Information given ::

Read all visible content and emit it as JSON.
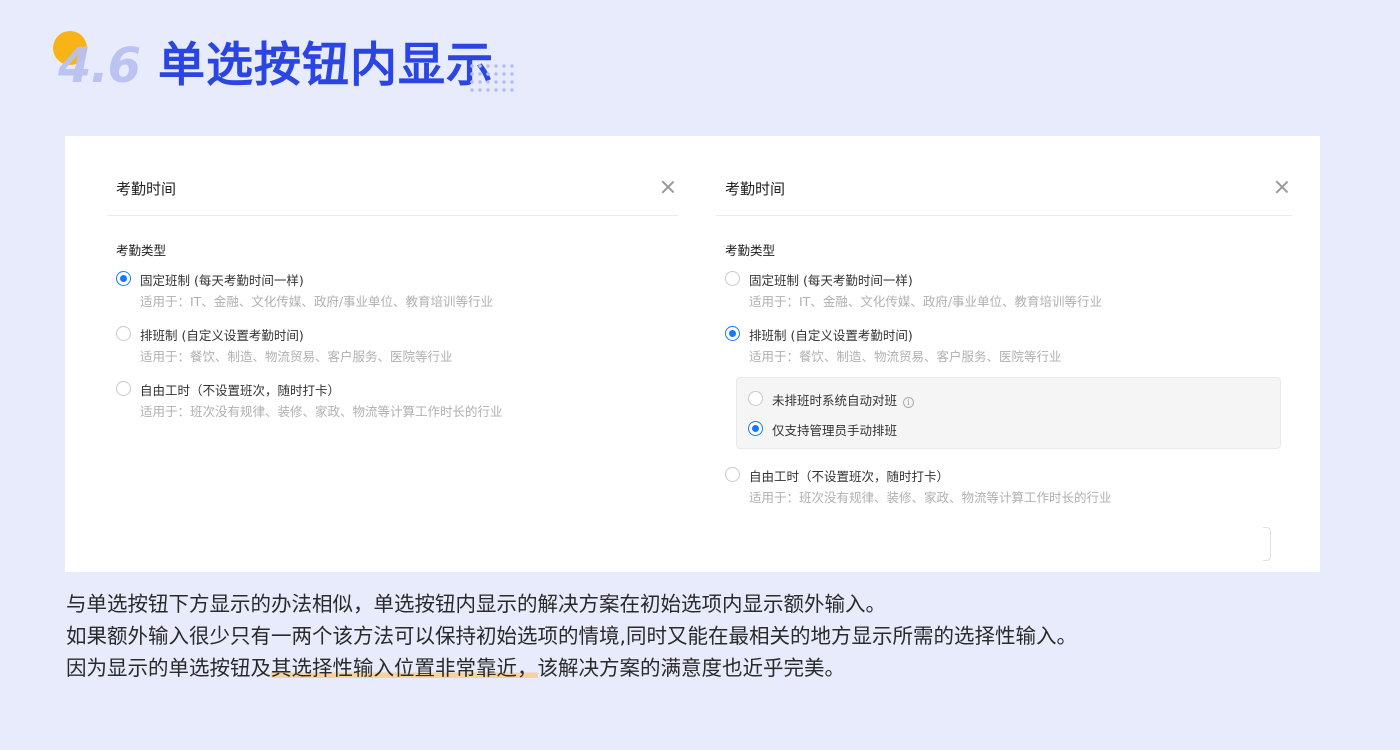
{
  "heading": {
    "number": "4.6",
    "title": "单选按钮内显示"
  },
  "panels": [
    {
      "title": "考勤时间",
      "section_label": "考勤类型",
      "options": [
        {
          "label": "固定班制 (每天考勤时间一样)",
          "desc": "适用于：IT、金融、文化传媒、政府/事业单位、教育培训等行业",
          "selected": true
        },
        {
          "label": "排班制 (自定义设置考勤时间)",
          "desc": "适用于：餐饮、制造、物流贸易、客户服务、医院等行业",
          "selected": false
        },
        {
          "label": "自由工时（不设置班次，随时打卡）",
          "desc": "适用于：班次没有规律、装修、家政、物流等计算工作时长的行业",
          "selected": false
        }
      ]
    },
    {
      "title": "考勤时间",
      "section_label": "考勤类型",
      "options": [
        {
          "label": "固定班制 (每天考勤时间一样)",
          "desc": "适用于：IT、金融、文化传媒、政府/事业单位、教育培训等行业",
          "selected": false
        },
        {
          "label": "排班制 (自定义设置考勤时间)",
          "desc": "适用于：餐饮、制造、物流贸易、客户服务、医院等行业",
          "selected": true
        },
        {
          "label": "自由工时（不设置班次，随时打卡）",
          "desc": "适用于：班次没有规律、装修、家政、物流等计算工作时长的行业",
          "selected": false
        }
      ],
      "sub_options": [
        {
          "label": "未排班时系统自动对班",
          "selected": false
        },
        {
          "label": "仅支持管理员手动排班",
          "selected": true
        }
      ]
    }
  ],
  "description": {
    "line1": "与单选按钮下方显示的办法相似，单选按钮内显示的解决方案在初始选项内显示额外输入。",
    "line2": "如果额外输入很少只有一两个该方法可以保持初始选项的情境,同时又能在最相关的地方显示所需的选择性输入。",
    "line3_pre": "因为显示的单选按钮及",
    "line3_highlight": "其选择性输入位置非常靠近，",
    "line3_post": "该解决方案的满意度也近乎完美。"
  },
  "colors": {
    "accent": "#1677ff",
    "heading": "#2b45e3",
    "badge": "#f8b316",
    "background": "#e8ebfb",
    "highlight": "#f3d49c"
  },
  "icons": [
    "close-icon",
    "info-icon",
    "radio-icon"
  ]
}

...

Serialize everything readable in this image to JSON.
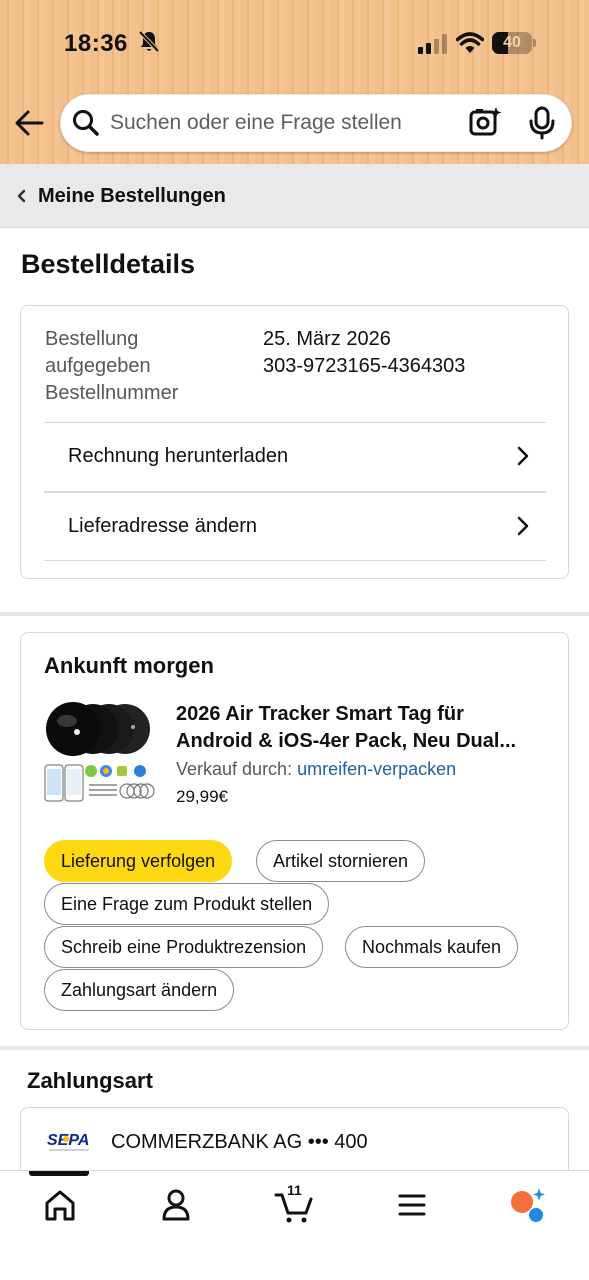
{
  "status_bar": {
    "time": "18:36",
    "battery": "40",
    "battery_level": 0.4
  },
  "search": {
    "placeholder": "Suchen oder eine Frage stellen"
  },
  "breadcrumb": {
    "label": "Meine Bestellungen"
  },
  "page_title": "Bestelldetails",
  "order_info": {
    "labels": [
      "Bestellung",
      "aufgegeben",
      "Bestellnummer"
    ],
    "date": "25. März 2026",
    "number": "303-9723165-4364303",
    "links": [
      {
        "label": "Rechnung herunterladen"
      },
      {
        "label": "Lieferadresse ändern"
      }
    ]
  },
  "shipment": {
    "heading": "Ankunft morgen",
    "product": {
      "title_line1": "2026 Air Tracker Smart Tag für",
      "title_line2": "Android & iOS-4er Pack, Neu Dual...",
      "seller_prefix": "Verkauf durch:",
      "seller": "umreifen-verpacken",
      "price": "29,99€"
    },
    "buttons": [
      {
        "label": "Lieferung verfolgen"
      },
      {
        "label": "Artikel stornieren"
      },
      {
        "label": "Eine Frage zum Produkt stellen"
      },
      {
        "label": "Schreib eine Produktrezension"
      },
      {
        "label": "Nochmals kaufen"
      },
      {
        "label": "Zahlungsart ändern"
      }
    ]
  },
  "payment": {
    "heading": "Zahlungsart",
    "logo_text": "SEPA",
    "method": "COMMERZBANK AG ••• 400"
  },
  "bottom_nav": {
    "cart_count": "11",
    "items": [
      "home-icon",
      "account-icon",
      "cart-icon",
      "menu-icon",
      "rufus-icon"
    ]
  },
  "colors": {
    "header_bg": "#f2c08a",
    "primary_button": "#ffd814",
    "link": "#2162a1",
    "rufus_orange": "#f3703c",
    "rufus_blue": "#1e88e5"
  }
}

Exercise prompt ::
Copy each line above that contains the word "Frage".

The completed task ::
    "placeholder": "Suchen oder eine Frage stellen"
        "label": "Eine Frage zum Produkt stellen"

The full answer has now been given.